Excerpt from a dataset >>
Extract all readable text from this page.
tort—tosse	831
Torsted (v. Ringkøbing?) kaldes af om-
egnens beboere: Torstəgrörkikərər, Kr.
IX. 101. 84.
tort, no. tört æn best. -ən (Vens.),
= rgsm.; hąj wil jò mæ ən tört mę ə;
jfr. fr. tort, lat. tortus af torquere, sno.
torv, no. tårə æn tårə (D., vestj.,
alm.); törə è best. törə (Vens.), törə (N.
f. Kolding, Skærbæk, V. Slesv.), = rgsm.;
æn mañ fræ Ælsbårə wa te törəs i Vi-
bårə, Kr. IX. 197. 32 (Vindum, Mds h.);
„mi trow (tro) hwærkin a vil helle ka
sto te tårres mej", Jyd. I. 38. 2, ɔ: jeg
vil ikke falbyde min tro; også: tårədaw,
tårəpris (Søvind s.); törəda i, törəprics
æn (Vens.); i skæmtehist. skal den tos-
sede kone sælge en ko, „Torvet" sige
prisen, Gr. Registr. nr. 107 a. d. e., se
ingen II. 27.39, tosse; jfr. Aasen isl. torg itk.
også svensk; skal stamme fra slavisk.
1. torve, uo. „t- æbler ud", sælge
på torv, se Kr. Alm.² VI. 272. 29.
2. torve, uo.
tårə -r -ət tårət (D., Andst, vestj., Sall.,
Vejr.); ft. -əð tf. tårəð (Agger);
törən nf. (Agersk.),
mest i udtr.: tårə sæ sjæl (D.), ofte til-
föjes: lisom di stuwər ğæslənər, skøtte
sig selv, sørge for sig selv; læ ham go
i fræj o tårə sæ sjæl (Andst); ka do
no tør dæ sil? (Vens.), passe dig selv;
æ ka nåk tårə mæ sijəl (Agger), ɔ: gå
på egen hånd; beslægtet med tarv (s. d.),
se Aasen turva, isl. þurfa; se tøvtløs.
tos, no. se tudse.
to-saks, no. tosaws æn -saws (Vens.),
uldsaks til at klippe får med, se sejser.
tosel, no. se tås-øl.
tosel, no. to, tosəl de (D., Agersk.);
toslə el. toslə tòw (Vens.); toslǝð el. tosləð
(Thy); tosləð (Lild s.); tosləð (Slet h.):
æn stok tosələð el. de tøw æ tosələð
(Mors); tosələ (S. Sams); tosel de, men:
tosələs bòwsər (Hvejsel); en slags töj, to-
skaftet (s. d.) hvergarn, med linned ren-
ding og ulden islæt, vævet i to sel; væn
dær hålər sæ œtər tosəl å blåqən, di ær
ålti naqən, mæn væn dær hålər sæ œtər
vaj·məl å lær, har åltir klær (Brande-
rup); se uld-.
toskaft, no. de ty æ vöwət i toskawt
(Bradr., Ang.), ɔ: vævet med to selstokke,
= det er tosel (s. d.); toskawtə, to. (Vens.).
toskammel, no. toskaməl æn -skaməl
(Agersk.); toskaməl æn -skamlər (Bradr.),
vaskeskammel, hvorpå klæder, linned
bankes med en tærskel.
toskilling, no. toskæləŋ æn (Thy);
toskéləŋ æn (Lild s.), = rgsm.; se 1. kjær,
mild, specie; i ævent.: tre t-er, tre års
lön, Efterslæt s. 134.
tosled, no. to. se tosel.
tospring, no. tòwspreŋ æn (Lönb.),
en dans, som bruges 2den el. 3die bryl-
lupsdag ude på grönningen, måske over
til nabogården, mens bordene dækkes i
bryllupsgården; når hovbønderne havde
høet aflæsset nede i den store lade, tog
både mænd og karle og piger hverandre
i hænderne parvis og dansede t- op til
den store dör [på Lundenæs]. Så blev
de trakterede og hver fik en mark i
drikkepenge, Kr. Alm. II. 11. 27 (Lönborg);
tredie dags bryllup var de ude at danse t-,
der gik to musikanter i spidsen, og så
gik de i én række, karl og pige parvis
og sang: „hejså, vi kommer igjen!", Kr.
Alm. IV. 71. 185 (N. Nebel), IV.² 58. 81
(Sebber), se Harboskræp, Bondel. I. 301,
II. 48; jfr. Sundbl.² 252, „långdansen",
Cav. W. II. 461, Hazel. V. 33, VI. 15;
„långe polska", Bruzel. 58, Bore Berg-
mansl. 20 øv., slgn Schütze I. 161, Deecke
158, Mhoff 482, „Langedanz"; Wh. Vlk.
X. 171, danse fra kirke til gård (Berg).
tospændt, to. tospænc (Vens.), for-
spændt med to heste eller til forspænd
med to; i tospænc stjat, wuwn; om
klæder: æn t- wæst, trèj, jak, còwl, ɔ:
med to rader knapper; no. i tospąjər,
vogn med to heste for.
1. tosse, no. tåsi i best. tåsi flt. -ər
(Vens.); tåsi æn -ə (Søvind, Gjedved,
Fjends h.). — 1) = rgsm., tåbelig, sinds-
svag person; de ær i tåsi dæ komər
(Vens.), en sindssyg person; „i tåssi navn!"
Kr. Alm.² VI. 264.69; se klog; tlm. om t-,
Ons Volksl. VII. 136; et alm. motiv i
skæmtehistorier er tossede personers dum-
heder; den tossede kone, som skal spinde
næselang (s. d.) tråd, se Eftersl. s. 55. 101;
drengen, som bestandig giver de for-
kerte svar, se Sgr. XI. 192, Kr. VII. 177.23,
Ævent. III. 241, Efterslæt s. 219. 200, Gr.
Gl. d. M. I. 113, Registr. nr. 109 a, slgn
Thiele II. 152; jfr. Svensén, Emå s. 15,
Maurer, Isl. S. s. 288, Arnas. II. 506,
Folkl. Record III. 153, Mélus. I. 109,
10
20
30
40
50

Instructions for the task >> Nothing should be changed: write out all of the data as is.

Exercise output >>
Extract all readable text from this page.
tort—tosse	831
Torsted (v. Ringkøbing?) kaldes af om-
egnens beboere: Torstəgrörkikərər, Kr.
IX. 101. 84.
tort, no. tört æn best. -ən (Vens.),
= rgsm.; hąj wil jò mæ ən tört mę ə;
jfr. fr. tort, lat. tortus af torquere, sno.
torv, no. tårə æn tårə (D., vestj.,
alm.); törə è best. törə (Vens.), törə (N.
f. Kolding, Skærbæk, V. Slesv.), = rgsm.;
æn mañ fræ Ælsbårə wa te törəs i Vi-
bårə, Kr. IX. 197. 32 (Vindum, Mds h.);
„mi trow (tro) hwærkin a vil helle ka
sto te tårres mej", Jyd. I. 38. 2, ɔ: jeg
vil ikke falbyde min tro; også: tårədaw,
tårəpris (Søvind s.); törəda i, törəprics
æn (Vens.); i skæmtehist. skal den tos-
sede kone sælge en ko, „Torvet" sige
prisen, Gr. Registr. nr. 107 a. d. e., se
ingen II. 27.39, tosse; jfr. Aasen isl. torg itk.
også svensk; skal stamme fra slavisk.
1. torve, uo. „t- æbler ud", sælge
på torv, se Kr. Alm.² VI. 272. 29.
2. torve, uo.
tårə -r -ət tårət (D., Andst, vestj., Sall.,
Vejr.); ft. -əð tf. tårəð (Agger);
törən nf. (Agersk.),
mest i udtr.: tårə sæ sjæl (D.), ofte til-
föjes: lisom di stuwər ğæslənər, skøtte
sig selv, sørge for sig selv; læ ham go
i fræj o tårə sæ sjæl (Andst); ka do
no tør dæ sil? (Vens.), passe dig selv;
æ ka nåk tårə mæ sijəl (Agger), ɔ: gå
på egen hånd; beslægtet med tarv (s. d.),
se Aasen turva, isl. þurfa; se tøvtløs.
tos, no. se tudse.
to-saks, no. tosaws æn -saws (Vens.),
uldsaks til at klippe får med, se sejser.
tosel, no. se tås-øl.
tosel, no. to, tosəl de (D., Agersk.);
toslə el. toslə tòw (Vens.); toslǝð el. tosləð
(Thy); tosləð (Lild s.); tosləð (Slet h.):
æn stok tosələð el. de tøw æ tosələð
(Mors); tosələ (S. Sams); tosel de, men:
tosələs bòwsər (Hvejsel); en slags töj, to-
skaftet (s. d.) hvergarn, med linned ren-
ding og ulden islæt, vævet i to sel; væn
dær hålər sæ œtər tosəl å blåqən, di ær
ålti naqən, mæn væn dær hålər sæ œtər
vaj·məl å lær, har åltir klær (Brande-
rup); se uld-.
toskaft, no. de ty æ vöwət i toskawt
(Bradr., Ang.), ɔ: vævet med to selstokke,
= det er tosel (s. d.); toskawtə, to. (Vens.).
toskammel, no. toskaməl æn -skaməl
(Agersk.); toskaməl æn -skamlər (Bradr.),
vaskeskammel, hvorpå klæder, linned
bankes med en tærskel.
toskilling, no. toskæləŋ æn (Thy);
toskéləŋ æn (Lild s.), = rgsm.; se 1. kjær,
mild, specie; i ævent.: tre t-er, tre års
lön, Efterslæt s. 134.
tosled, no. to. se tosel.
tospring, no. tòwspreŋ æn (Lönb.),
en dans, som bruges 2den el. 3die bryl-
lupsdag ude på grönningen, måske over
til nabogården, mens bordene dækkes i
bryllupsgården; når hovbønderne havde
høet aflæsset nede i den store lade, tog
både mænd og karle og piger hverandre
i hænderne parvis og dansede t- op til
den store dör [på Lundenæs]. Så blev
de trakterede og hver fik en mark i
drikkepenge, Kr. Alm. II. 11. 27 (Lönborg);
tredie dags bryllup var de ude at danse t-,
der gik to musikanter i spidsen, og så
gik de i én række, karl og pige parvis
og sang: „hejså, vi kommer igjen!", Kr.
Alm. IV. 71. 185 (N. Nebel), IV.² 58. 81
(Sebber), se Harboskræp, Bondel. I. 301,
II. 48; jfr. Sundbl.² 252, „långdansen",
Cav. W. II. 461, Hazel. V. 33, VI. 15;
„långe polska", Bruzel. 58, Bore Berg-
mansl. 20 øv., slgn Schütze I. 161, Deecke
158, Mhoff 482, „Langedanz"; Wh. Vlk.
X. 171, danse fra kirke til gård (Berg).
tospændt, to. tospænc (Vens.), for-
spændt med to heste eller til forspænd
med to; i tospænc stjat, wuwn; om
klæder: æn t- wæst, trèj, jak, còwl, ɔ:
med to rader knapper; no. i tospąjər,
vogn med to heste for.
1. tosse, no. tåsi i best. tåsi flt. -ər
(Vens.); tåsi æn -ə (Søvind, Gjedved,
Fjends h.). — 1) = rgsm., tåbelig, sinds-
svag person; de ær i tåsi dæ komər
(Vens.), en sindssyg person; „i tåssi navn!"
Kr. Alm.² VI. 264.69; se klog; tlm. om t-,
Ons Volksl. VII. 136; et alm. motiv i
skæmtehistorier er tossede personers dum-
heder; den tossede kone, som skal spinde
næselang (s. d.) tråd, se Eftersl. s. 55. 101;
drengen, som bestandig giver de for-
kerte svar, se Sgr. XI. 192, Kr. VII. 177.23,
Ævent. III. 241, Efterslæt s. 219. 200, Gr.
Gl. d. M. I. 113, Registr. nr. 109 a, slgn
Thiele II. 152; jfr. Svensén, Emå s. 15,
Maurer, Isl. S. s. 288, Arnas. II. 506,
Folkl. Record III. 153, Mélus. I. 109,
10
20
30
40
50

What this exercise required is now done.